START Items
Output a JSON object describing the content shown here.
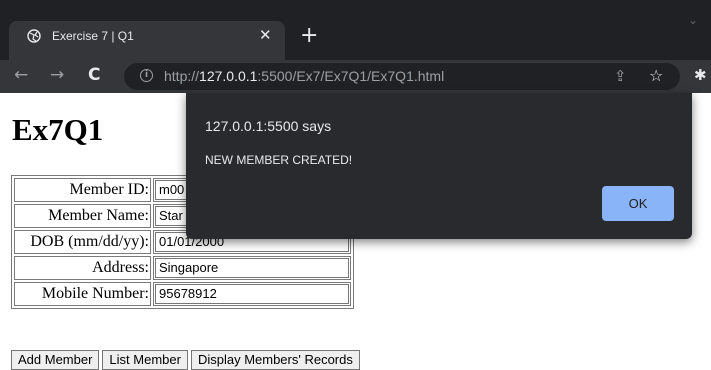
{
  "browser": {
    "tab_title": "Exercise 7 | Q1",
    "new_tab_glyph": "+",
    "url_scheme": "http://",
    "url_host": "127.0.0.1",
    "url_path": ":5500/Ex7/Ex7Q1/Ex7Q1.html",
    "icons": [
      "globe-icon",
      "close-icon",
      "plus-icon",
      "back-icon",
      "forward-icon",
      "reload-icon",
      "info-icon",
      "share-icon",
      "star-icon",
      "extensions-icon"
    ]
  },
  "page": {
    "title": "Ex7Q1",
    "form": {
      "rows": [
        {
          "label": "Member ID:",
          "value": "m00"
        },
        {
          "label": "Member Name:",
          "value": "Star"
        },
        {
          "label": "DOB (mm/dd/yy):",
          "value": "01/01/2000"
        },
        {
          "label": "Address:",
          "value": "Singapore"
        },
        {
          "label": "Mobile Number:",
          "value": "95678912"
        }
      ]
    },
    "buttons": {
      "add": "Add Member",
      "list": "List Member",
      "display": "Display Members' Records"
    }
  },
  "dialog": {
    "origin": "127.0.0.1:5500 says",
    "message": "NEW MEMBER CREATED!",
    "ok_label": "OK"
  },
  "colors": {
    "chrome_dark": "#202124",
    "toolbar": "#35363a",
    "dialog_bg": "#292a2d",
    "ok_button": "#8ab4f8"
  }
}
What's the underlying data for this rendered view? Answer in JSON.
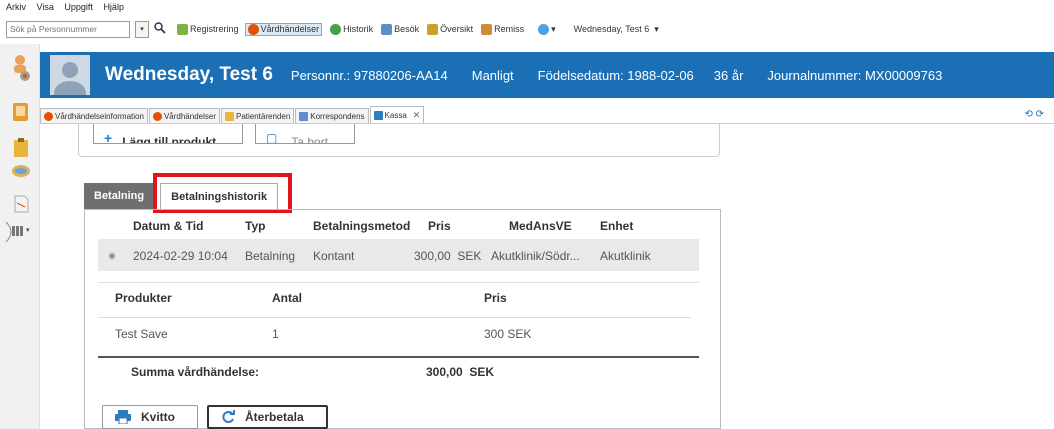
{
  "menu": [
    "Arkiv",
    "Visa",
    "Uppgift",
    "Hjälp"
  ],
  "toolbar": {
    "search_placeholder": "Sök på Personnummer",
    "items": [
      {
        "label": "Registrering",
        "icon": "pencil-icon",
        "color": "#7cb342"
      },
      {
        "label": "Vårdhändelser",
        "icon": "vardhandelse-icon",
        "color": "#e65100"
      },
      {
        "label": "Historik",
        "icon": "history-icon",
        "color": "#43a047"
      },
      {
        "label": "Besök",
        "icon": "visit-icon",
        "color": "#5c8ec9"
      },
      {
        "label": "Översikt",
        "icon": "overview-icon",
        "color": "#c9a227"
      },
      {
        "label": "Remiss",
        "icon": "referral-icon",
        "color": "#d08b3a"
      }
    ],
    "patient_select": "Wednesday, Test 6"
  },
  "header": {
    "name": "Wednesday, Test 6",
    "personnr": "Personnr.: 97880206-AA14",
    "gender": "Manligt",
    "birth": "Födelsedatum: 1988-02-06",
    "age": "36 år",
    "journal": "Journalnummer: MX00009763",
    "bg": "#1a6fb5"
  },
  "doc_tabs": [
    "Vårdhändelseinformation",
    "Vårdhändelser",
    "Patientärenden",
    "Korrespondens",
    "Kassa"
  ],
  "upper_buttons": {
    "add": "Lägg till produkt",
    "remove": "Ta bort"
  },
  "tabs": {
    "betalning": "Betalning",
    "historik": "Betalningshistorik"
  },
  "table": {
    "headers": [
      "Datum & Tid",
      "Typ",
      "Betalningsmetod",
      "Pris",
      "MedAnsVE",
      "Enhet"
    ],
    "row": [
      "2024-02-29 10:04",
      "Betalning",
      "Kontant",
      "300,00  SEK",
      "Akutklinik/Södr...",
      "Akutklinik"
    ]
  },
  "products": {
    "headers": [
      "Produkter",
      "Antal",
      "Pris"
    ],
    "row": [
      "Test Save",
      "1",
      "300 SEK"
    ]
  },
  "summary": {
    "label": "Summa vårdhändelse:",
    "value": "300,00  SEK"
  },
  "actions": {
    "kvitto": "Kvitto",
    "aterbetala": "Återbetala"
  },
  "highlight_color": "#e0141d"
}
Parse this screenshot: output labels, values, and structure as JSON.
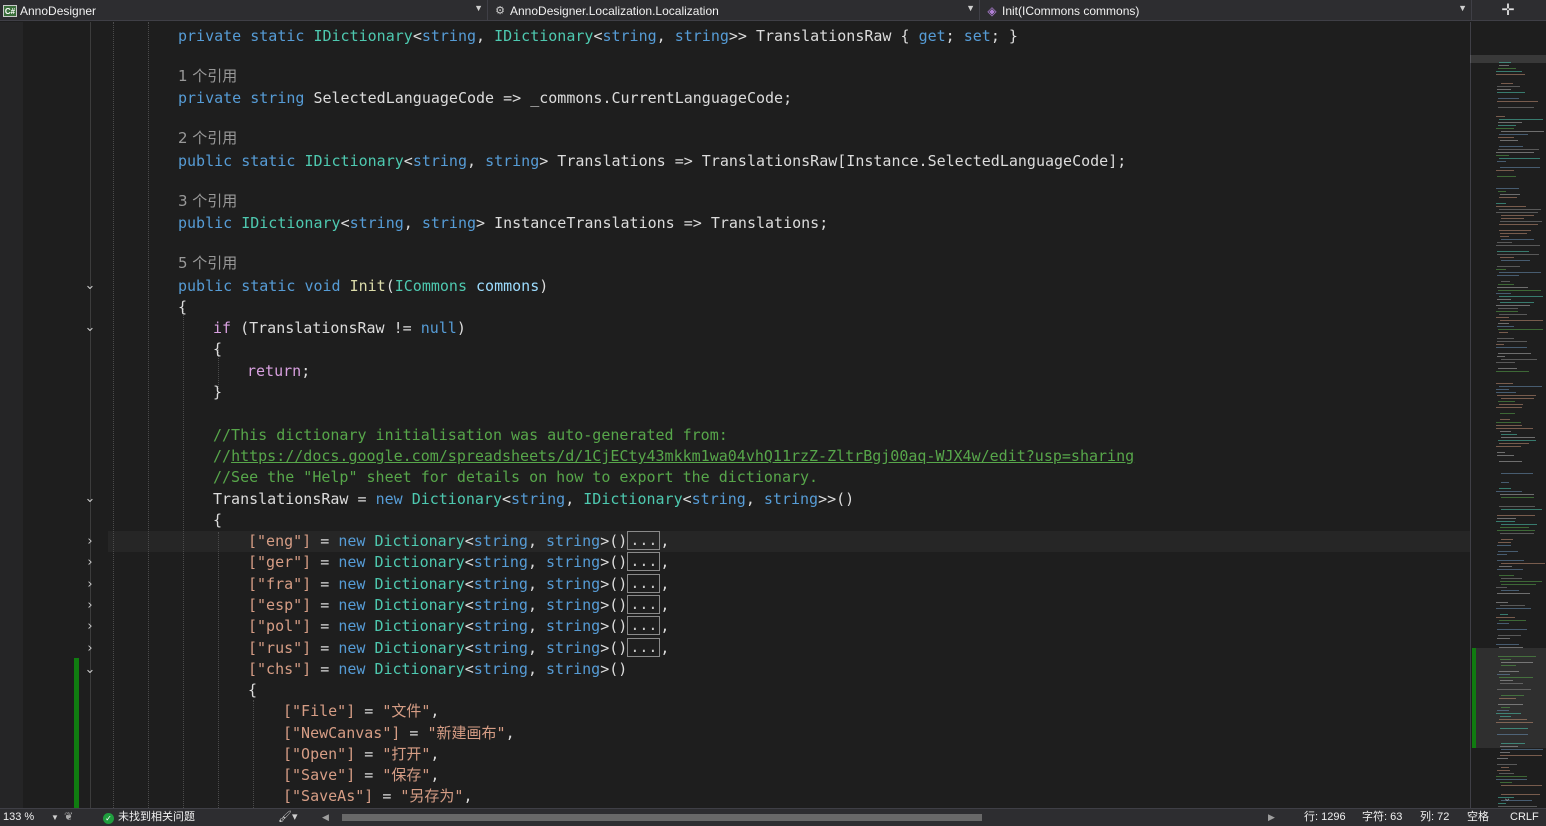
{
  "navbar": {
    "project": "AnnoDesigner",
    "class_name": "AnnoDesigner.Localization.Localization",
    "member": "Init(ICommons commons)",
    "project_icon": "csharp-project-icon",
    "class_icon": "class-icon",
    "member_icon": "method-cube-icon",
    "split_icon": "split-window-icon"
  },
  "code": {
    "line1": {
      "k1": "private",
      "k2": "static",
      "t1": "IDictionary",
      "p1": "<",
      "k3": "string",
      "p2": ", ",
      "t2": "IDictionary",
      "p3": "<",
      "k4": "string",
      "p4": ", ",
      "k5": "string",
      "p5": ">> TranslationsRaw { ",
      "k6": "get",
      "p6": "; ",
      "k7": "set",
      "p7": "; }"
    },
    "lens1": "1 个引用",
    "line2": {
      "k1": "private",
      "k2": "string",
      "p1": " SelectedLanguageCode => _commons.CurrentLanguageCode;"
    },
    "lens2": "2 个引用",
    "line3": {
      "k1": "public",
      "k2": "static",
      "t1": "IDictionary",
      "p1": "<",
      "k3": "string",
      "p2": ", ",
      "k4": "string",
      "p3": "> Translations => TranslationsRaw[Instance.SelectedLanguageCode];"
    },
    "lens3": "3 个引用",
    "line4": {
      "k1": "public",
      "t1": "IDictionary",
      "p1": "<",
      "k2": "string",
      "p2": ", ",
      "k3": "string",
      "p3": "> InstanceTranslations => Translations;"
    },
    "lens4": "5 个引用",
    "line5": {
      "k1": "public",
      "k2": "static",
      "k3": "void",
      "m1": "Init",
      "p1": "(",
      "t1": "ICommons",
      "pa": "commons",
      "p2": ")"
    },
    "brace_open": "{",
    "brace_close": "}",
    "if_line": {
      "k1": "if",
      "p1": " (TranslationsRaw != ",
      "k2": "null",
      "p2": ")"
    },
    "return_line": {
      "k1": "return",
      "p1": ";"
    },
    "comment1": "//This dictionary initialisation was auto-generated from:",
    "comment2_prefix": "//",
    "comment2_link": "https://docs.google.com/spreadsheets/d/1CjECty43mkkm1wa04vhQ11rzZ-ZltrBgj00aq-WJX4w/edit?usp=sharing",
    "comment3": "//See the \"Help\" sheet for details on how to export the dictionary.",
    "assign_line": {
      "p1": "TranslationsRaw = ",
      "k1": "new",
      "t1": "Dictionary",
      "p2": "<",
      "k2": "string",
      "p3": ", ",
      "t2": "IDictionary",
      "p4": "<",
      "k3": "string",
      "p5": ", ",
      "k4": "string",
      "p6": ">>()"
    },
    "languages": [
      {
        "key": "[\"eng\"]",
        "collapsed": "..."
      },
      {
        "key": "[\"ger\"]",
        "collapsed": "..."
      },
      {
        "key": "[\"fra\"]",
        "collapsed": "..."
      },
      {
        "key": "[\"esp\"]",
        "collapsed": "..."
      },
      {
        "key": "[\"pol\"]",
        "collapsed": "..."
      },
      {
        "key": "[\"rus\"]",
        "collapsed": "..."
      }
    ],
    "lang_eq": " = ",
    "lang_new": "new",
    "lang_type": "Dictionary",
    "lang_lt": "<",
    "lang_string": "string",
    "lang_comma": ", ",
    "lang_gt_call": ">()",
    "lang_trailing": ",",
    "chs_key": "[\"chs\"]",
    "chs_entries": [
      {
        "key": "[\"File\"]",
        "eq": " = ",
        "value": "\"文件\"",
        "end": ","
      },
      {
        "key": "[\"NewCanvas\"]",
        "eq": " = ",
        "value": "\"新建画布\"",
        "end": ","
      },
      {
        "key": "[\"Open\"]",
        "eq": " = ",
        "value": "\"打开\"",
        "end": ","
      },
      {
        "key": "[\"Save\"]",
        "eq": " = ",
        "value": "\"保存\"",
        "end": ","
      },
      {
        "key": "[\"SaveAs\"]",
        "eq": " = ",
        "value": "\"另存为\"",
        "end": ","
      }
    ]
  },
  "statusbar": {
    "zoom": "133 %",
    "issues": "未找到相关问题",
    "line": "行: 1296",
    "char": "字符: 63",
    "col": "列: 72",
    "whitespace": "空格",
    "eol": "CRLF"
  },
  "colors": {
    "keyword": "#569cd6",
    "type": "#4ec9b0",
    "string": "#d69d85",
    "comment": "#57a64a",
    "change_bar": "#107c10"
  }
}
END Items
What is required:
Extract every line containing the string "project" from the material.

Full answer:
    "project": "AnnoDesigner",
    "project_icon": "csharp-project-icon",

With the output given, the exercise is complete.